-- Job --
For each line in the data below that holds "JSON", return a copy.

-- Input rows --
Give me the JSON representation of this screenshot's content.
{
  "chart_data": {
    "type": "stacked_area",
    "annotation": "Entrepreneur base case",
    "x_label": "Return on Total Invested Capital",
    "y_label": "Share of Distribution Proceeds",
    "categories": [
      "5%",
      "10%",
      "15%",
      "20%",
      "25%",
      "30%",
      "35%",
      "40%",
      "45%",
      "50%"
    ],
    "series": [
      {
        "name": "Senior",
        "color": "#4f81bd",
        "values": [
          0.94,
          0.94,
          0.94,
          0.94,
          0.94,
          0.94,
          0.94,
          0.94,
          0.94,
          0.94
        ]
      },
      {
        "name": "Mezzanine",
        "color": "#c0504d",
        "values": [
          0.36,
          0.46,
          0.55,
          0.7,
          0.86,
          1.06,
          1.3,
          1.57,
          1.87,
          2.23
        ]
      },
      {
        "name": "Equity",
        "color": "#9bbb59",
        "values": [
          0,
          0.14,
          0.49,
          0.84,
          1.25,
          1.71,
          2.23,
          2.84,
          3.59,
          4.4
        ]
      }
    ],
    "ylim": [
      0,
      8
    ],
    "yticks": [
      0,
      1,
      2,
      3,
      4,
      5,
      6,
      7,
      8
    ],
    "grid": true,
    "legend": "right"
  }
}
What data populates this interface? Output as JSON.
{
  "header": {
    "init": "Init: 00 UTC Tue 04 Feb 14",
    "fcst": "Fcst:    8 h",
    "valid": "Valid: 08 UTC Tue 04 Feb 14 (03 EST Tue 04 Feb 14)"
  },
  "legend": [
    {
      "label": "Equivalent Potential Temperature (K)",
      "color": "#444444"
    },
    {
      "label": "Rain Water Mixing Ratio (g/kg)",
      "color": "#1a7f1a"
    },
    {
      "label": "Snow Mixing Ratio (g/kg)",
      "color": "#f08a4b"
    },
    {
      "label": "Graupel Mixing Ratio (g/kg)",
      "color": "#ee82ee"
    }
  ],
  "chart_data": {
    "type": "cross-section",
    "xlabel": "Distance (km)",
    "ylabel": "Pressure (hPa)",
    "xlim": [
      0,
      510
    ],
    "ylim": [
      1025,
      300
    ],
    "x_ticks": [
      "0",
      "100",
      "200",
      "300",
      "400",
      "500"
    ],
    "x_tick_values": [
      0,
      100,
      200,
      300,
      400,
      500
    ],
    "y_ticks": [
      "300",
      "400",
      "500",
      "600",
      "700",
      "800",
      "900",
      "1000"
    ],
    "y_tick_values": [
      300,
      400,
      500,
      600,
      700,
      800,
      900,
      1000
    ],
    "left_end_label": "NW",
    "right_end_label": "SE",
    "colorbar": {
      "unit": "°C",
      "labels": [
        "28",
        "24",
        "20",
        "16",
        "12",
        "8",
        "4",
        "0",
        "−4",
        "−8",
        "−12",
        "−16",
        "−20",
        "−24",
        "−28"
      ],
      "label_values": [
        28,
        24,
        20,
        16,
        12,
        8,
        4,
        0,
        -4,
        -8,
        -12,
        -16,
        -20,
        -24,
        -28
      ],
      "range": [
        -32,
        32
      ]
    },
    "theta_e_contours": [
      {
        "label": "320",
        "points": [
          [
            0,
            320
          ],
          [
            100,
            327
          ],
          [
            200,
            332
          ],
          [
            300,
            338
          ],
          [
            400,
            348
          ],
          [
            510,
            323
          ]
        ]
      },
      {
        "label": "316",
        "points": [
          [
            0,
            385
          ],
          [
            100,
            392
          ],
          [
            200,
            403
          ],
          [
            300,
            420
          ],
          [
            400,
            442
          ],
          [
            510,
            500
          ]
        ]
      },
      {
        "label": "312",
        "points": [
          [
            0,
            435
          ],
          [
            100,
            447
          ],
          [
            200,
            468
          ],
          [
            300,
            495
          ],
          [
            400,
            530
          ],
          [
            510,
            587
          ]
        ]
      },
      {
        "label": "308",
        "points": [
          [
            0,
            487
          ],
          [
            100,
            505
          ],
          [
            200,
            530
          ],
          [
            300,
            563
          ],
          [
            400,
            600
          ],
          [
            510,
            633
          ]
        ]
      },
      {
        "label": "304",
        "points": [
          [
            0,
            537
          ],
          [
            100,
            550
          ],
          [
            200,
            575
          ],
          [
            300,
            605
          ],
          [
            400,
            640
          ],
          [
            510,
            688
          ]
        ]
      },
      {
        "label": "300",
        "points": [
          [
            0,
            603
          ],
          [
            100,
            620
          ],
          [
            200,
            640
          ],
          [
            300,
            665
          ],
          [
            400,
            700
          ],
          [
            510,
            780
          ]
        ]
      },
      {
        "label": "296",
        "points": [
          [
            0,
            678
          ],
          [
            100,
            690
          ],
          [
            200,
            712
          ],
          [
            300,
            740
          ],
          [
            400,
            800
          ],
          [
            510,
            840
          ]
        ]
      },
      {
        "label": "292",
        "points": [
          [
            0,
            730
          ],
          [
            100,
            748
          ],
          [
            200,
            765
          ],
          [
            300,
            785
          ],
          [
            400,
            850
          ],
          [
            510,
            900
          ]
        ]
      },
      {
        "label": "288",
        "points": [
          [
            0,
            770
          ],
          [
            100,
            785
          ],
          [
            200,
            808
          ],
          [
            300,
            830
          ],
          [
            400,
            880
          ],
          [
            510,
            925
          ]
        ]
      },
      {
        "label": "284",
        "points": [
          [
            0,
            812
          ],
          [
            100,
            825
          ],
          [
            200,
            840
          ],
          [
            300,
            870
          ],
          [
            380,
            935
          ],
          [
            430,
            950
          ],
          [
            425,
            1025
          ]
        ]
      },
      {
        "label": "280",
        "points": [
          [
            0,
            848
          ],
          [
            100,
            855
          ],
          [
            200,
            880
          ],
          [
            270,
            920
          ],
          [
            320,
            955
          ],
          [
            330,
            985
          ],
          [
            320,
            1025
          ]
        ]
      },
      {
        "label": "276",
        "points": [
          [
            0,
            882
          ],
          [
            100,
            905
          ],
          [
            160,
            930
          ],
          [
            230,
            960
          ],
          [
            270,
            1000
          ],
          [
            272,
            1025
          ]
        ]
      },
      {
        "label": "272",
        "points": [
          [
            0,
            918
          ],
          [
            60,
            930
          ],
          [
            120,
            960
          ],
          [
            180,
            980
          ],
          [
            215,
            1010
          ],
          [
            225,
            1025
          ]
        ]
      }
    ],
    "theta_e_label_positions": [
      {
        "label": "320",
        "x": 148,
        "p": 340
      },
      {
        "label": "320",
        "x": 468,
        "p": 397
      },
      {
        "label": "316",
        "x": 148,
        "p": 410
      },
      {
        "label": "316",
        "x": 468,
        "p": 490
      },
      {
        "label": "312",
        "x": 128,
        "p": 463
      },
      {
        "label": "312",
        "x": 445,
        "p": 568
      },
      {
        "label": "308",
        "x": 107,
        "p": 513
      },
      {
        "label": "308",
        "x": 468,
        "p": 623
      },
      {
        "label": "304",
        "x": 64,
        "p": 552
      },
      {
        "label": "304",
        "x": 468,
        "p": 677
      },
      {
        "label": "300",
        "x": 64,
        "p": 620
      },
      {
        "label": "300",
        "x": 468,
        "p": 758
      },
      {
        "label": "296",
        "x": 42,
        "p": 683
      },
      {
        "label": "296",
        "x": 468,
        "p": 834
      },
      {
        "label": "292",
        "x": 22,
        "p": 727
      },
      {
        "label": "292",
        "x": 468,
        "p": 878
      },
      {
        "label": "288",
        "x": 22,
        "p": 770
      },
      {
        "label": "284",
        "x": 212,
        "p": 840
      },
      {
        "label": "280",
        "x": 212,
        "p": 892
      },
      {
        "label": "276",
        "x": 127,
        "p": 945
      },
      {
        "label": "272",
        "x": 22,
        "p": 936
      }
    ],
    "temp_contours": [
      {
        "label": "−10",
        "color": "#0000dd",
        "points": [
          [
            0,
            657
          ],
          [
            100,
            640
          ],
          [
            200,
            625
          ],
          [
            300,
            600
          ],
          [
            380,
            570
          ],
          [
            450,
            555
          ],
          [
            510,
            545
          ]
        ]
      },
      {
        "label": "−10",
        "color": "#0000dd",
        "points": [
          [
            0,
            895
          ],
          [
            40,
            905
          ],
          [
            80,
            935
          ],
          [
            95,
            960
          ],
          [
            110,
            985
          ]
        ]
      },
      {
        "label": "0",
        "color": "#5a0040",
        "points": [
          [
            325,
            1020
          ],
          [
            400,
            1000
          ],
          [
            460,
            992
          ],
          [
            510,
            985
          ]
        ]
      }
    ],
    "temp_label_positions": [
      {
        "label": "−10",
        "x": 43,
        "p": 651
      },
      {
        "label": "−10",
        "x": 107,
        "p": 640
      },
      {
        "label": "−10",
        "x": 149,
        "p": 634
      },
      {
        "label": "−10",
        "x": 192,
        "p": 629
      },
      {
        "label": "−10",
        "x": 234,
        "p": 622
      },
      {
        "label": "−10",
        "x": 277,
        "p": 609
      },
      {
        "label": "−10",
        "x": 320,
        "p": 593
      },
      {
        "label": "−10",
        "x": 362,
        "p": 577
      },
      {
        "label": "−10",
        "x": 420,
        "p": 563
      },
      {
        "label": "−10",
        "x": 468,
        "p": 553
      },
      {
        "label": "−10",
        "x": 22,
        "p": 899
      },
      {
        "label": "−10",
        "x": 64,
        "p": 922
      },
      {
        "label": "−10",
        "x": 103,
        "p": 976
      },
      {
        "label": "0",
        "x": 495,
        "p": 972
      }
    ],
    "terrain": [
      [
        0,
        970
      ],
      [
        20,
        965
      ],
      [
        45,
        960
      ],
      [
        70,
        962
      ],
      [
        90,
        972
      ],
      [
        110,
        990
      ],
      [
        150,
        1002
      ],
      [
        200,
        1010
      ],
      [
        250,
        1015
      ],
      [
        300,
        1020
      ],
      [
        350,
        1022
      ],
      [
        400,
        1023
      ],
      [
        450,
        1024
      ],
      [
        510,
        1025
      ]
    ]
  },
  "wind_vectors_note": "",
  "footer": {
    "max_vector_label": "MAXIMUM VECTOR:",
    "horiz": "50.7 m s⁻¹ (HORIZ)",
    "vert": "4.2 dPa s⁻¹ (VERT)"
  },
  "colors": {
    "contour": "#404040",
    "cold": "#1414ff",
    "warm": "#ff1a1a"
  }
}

-- Task solution --
Give me the JSON representation of this screenshot's content.
What data populates this interface? Output as JSON.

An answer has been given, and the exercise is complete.